BEGIN Supplied data

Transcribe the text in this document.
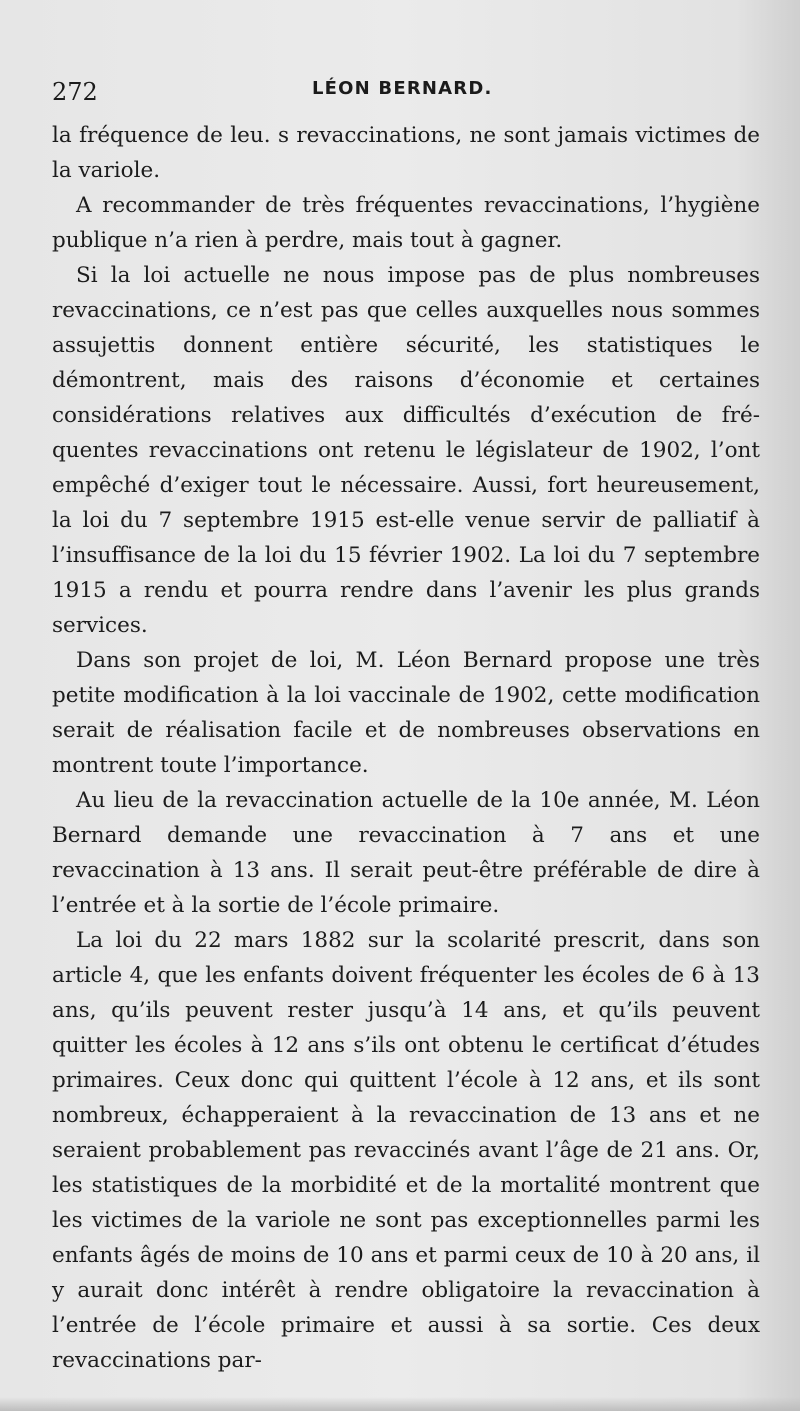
272	LÉON BERNARD.

la fréquence de leu. s revaccinations, ne sont jamais victimes de la variole.

A recommander de très fréquentes revaccinations, l’hygiène publique n’a rien à perdre, mais tout à gagner.

Si la loi actuelle ne nous impose pas de plus nombreuses revaccinations, ce n’est pas que celles auxquelles nous sommes assujettis donnent entière sécurité, les statistiques le démontrent, mais des raisons d’économie et certaines considérations relatives aux difficultés d’exécution de fréquentes revaccinations ont retenu le législateur de 1902, l’ont empêché d’exiger tout le nécessaire. Aussi, fort heureusement, la loi du 7 septembre 1915 est-elle venue servir de palliatif à l’insuffisance de la loi du 15 février 1902. La loi du 7 septembre 1915 a rendu et pourra rendre dans l’avenir les plus grands services.

Dans son projet de loi, M. Léon Bernard propose une très petite modification à la loi vaccinale de 1902, cette modification serait de réalisation facile et de nombreuses observations en montrent toute l’importance.

Au lieu de la revaccination actuelle de la 10e année, M. Léon Bernard demande une revaccination à 7 ans et une revaccination à 13 ans. Il serait peut-être préférable de dire à l’entrée et à la sortie de l’école primaire.

La loi du 22 mars 1882 sur la scolarité prescrit, dans son article 4, que les enfants doivent fréquenter les écoles de 6 à 13 ans, qu’ils peuvent rester jusqu’à 14 ans, et qu’ils peuvent quitter les écoles à 12 ans s’ils ont obtenu le certificat d’études primaires. Ceux donc qui quittent l’école à 12 ans, et ils sont nombreux, échapperaient à la revaccination de 13 ans et ne seraient probablement pas revaccinés avant l’âge de 21 ans. Or, les statistiques de la morbidité et de la mortalité montrent que les victimes de la variole ne sont pas exceptionnelles parmi les enfants âgés de moins de 10 ans et parmi ceux de 10 à 20 ans, il y aurait donc intérêt à rendre obligatoire la revaccination à l’entrée de l’école primaire et aussi à sa sortie. Ces deux revaccinations par-
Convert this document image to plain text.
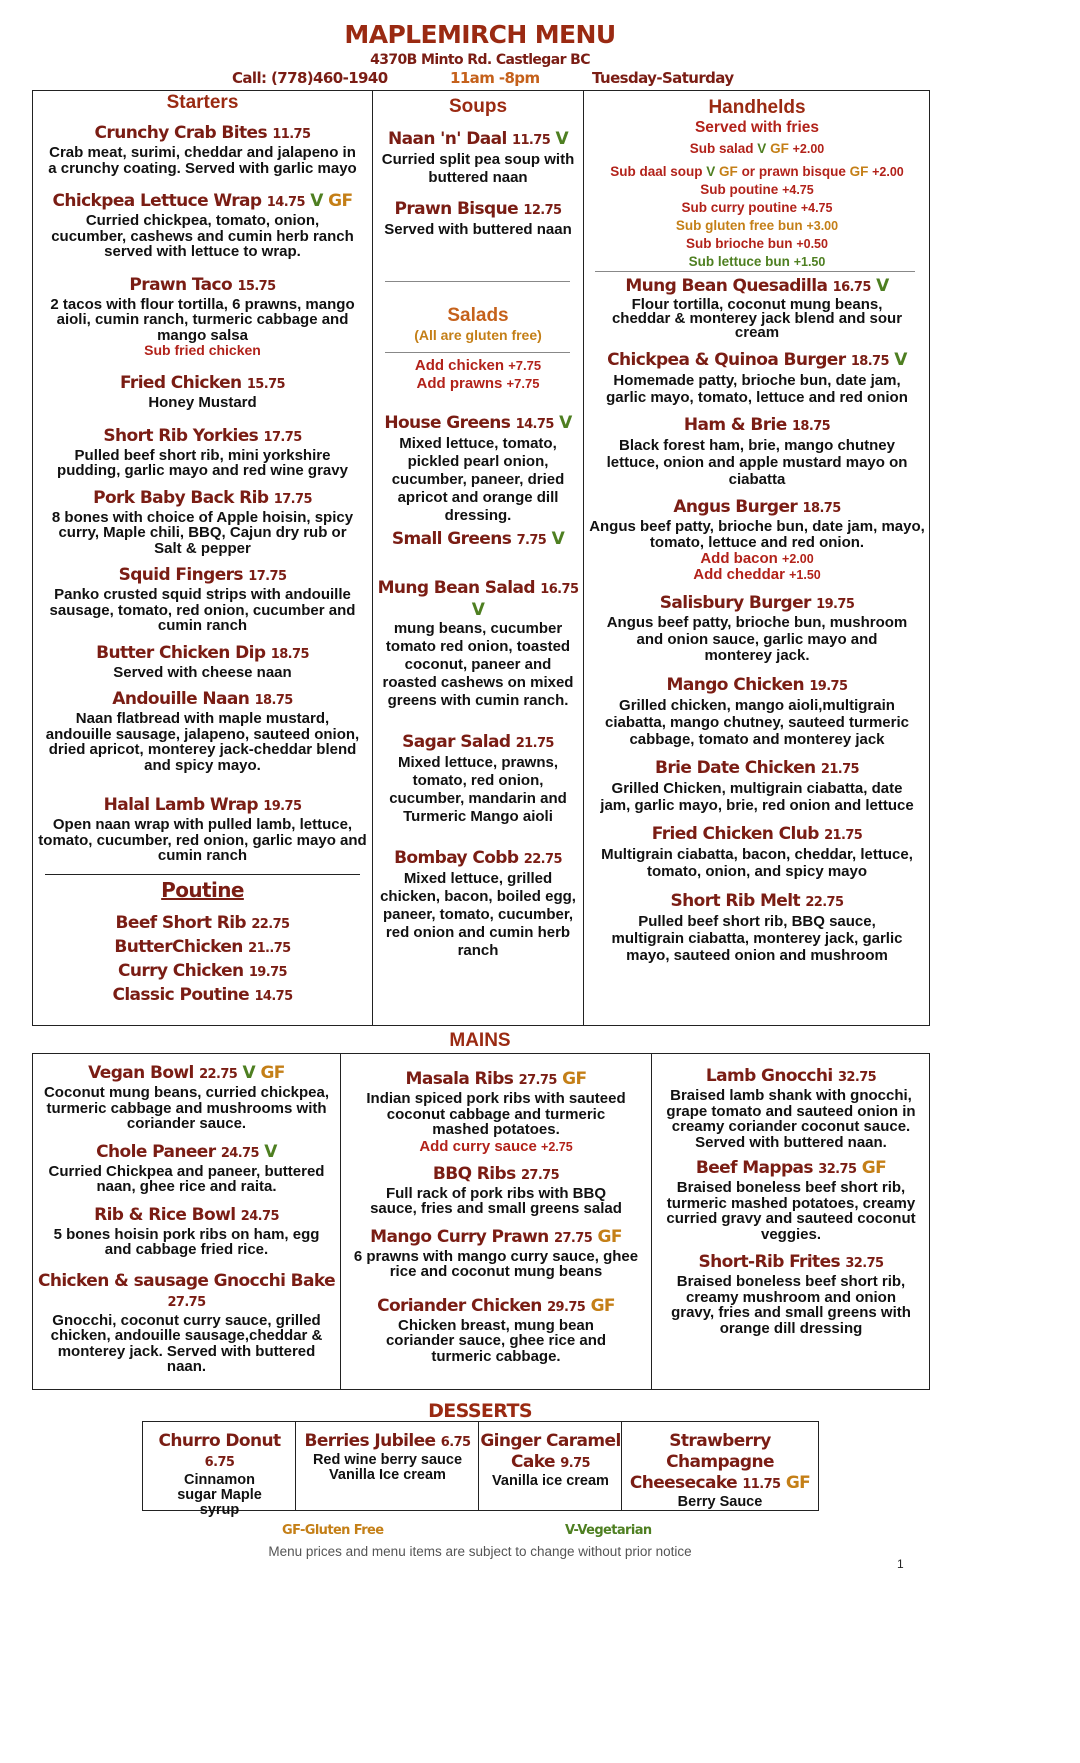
MAPLEMIRCH MENU
4370B Minto Rd. Castlegar BC
Call: (778)460-1940	11am -8pm	Tuesday-Saturday
Starters
Crunchy Crab Bites 11.75
Crab meat, surimi, cheddar and jalapeno in a crunchy coating. Served with garlic mayo
Chickpea Lettuce Wrap 14.75 V GF
Curried chickpea, tomato, onion, cucumber, cashews and cumin herb ranch served with lettuce to wrap.
Prawn Taco 15.75
2 tacos with flour tortilla, 6 prawns, mango aioli, cumin ranch, turmeric cabbage and mango salsa
Sub fried chicken
Fried Chicken 15.75
Honey Mustard
Short Rib Yorkies 17.75
Pulled beef short rib, mini yorkshire pudding, garlic mayo and red wine gravy
Pork Baby Back Rib 17.75
8 bones with choice of Apple hoisin, spicy curry, Maple chili, BBQ, Cajun dry rub or Salt & pepper
Squid Fingers 17.75
Panko crusted squid strips with andouille sausage, tomato, red onion, cucumber and cumin ranch
Butter Chicken Dip 18.75
Served with cheese naan
Andouille Naan 18.75
Naan flatbread with maple mustard, andouille sausage, jalapeno, sauteed onion, dried apricot, monterey jack-cheddar blend and spicy mayo.
Halal Lamb Wrap 19.75
Open naan wrap with pulled lamb, lettuce, tomato, cucumber, red onion, garlic mayo and cumin ranch
Poutine
Beef Short Rib 22.75
ButterChicken 21..75
Curry Chicken 19.75
Classic Poutine 14.75
Soups
Naan 'n' Daal 11.75 V
Curried split pea soup with buttered naan
Prawn Bisque 12.75
Served with buttered naan
Salads
(All are gluten free)
Add chicken +7.75
Add prawns +7.75
House Greens 14.75 V
Mixed lettuce, tomato, pickled pearl onion, cucumber, paneer, dried apricot and orange dill dressing.
Small Greens 7.75 V
Mung Bean Salad 16.75 V
mung beans, cucumber tomato red onion, toasted coconut, paneer and roasted cashews on mixed greens with cumin ranch.
Sagar Salad 21.75
Mixed lettuce, prawns, tomato, red onion, cucumber, mandarin and Turmeric Mango aioli
Bombay Cobb 22.75
Mixed lettuce, grilled chicken, bacon, boiled egg, paneer, tomato, cucumber, red onion and cumin herb ranch
Handhelds
Served with fries
Sub salad V GF +2.00
Sub daal soup V GF or prawn bisque GF +2.00
Sub poutine +4.75
Sub curry poutine +4.75
Sub gluten free bun +3.00
Sub brioche bun +0.50
Sub lettuce bun +1.50
Mung Bean Quesadilla 16.75 V
Flour tortilla, coconut mung beans, cheddar & monterey jack blend and sour cream
Chickpea & Quinoa Burger 18.75 V
Homemade patty, brioche bun, date jam, garlic mayo, tomato, lettuce and red onion
Ham & Brie 18.75
Black forest ham, brie, mango chutney lettuce, onion and apple mustard mayo on ciabatta
Angus Burger 18.75
Angus beef patty, brioche bun, date jam, mayo, tomato, lettuce and red onion.
Add bacon +2.00
Add cheddar +1.50
Salisbury Burger 19.75
Angus beef patty, brioche bun, mushroom and onion sauce, garlic mayo and monterey jack.
Mango Chicken 19.75
Grilled chicken, mango aioli,multigrain ciabatta, mango chutney, sauteed turmeric cabbage, tomato and monterey jack
Brie Date Chicken 21.75
Grilled Chicken, multigrain ciabatta, date jam, garlic mayo, brie, red onion and lettuce
Fried Chicken Club 21.75
Multigrain ciabatta, bacon, cheddar, lettuce, tomato, onion, and spicy mayo
Short Rib Melt 22.75
Pulled beef short rib, BBQ sauce, multigrain ciabatta, monterey jack, garlic mayo, sauteed onion and mushroom
MAINS
Vegan Bowl 22.75 V GF
Coconut mung beans, curried chickpea, turmeric cabbage and mushrooms with coriander sauce.
Chole Paneer 24.75 V
Curried Chickpea and paneer, buttered naan, ghee rice and raita.
Rib & Rice Bowl 24.75
5 bones hoisin pork ribs on ham, egg and cabbage fried rice.
Chicken & sausage Gnocchi Bake 27.75
Gnocchi, coconut curry sauce, grilled chicken, andouille sausage,cheddar & monterey jack. Served with buttered naan.
Masala Ribs 27.75 GF
Indian spiced pork ribs with sauteed coconut cabbage and turmeric mashed potatoes.
Add curry sauce +2.75
BBQ Ribs 27.75
Full rack of pork ribs with BBQ sauce, fries and small greens salad
Mango Curry Prawn 27.75 GF
6 prawns with mango curry sauce, ghee rice and coconut mung beans
Coriander Chicken 29.75 GF
Chicken breast, mung bean coriander sauce, ghee rice and turmeric cabbage.
Lamb Gnocchi 32.75
Braised lamb shank with gnocchi, grape tomato and sauteed onion in creamy coriander coconut sauce. Served with buttered naan.
Beef Mappas 32.75 GF
Braised boneless beef short rib, turmeric mashed potatoes, creamy curried gravy and sauteed coconut veggies.
Short-Rib Frites 32.75
Braised boneless beef short rib, creamy mushroom and onion gravy, fries and small greens with orange dill dressing
DESSERTS
Churro Donut 6.75
Cinnamon sugar Maple syrup
Berries Jubilee 6.75
Red wine berry sauce Vanilla Ice cream
Ginger Caramel Cake 9.75
Vanilla ice cream
Strawberry Champagne Cheesecake 11.75 GF
Berry Sauce
GF-Gluten Free	V-Vegetarian
Menu prices and menu items are subject to change without prior notice
1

END Supplied data

=== What this task involves ===
Gather every line containing the word "herb" and copy it.

=== Correct answer ===
Curried chickpea, tomato, onion, cucumber, cashews and cumin herb ranch served with lettuce to wrap.
Mixed lettuce, grilled chicken, bacon, boiled egg, paneer, tomato, cucumber, red onion and cumin herb ranch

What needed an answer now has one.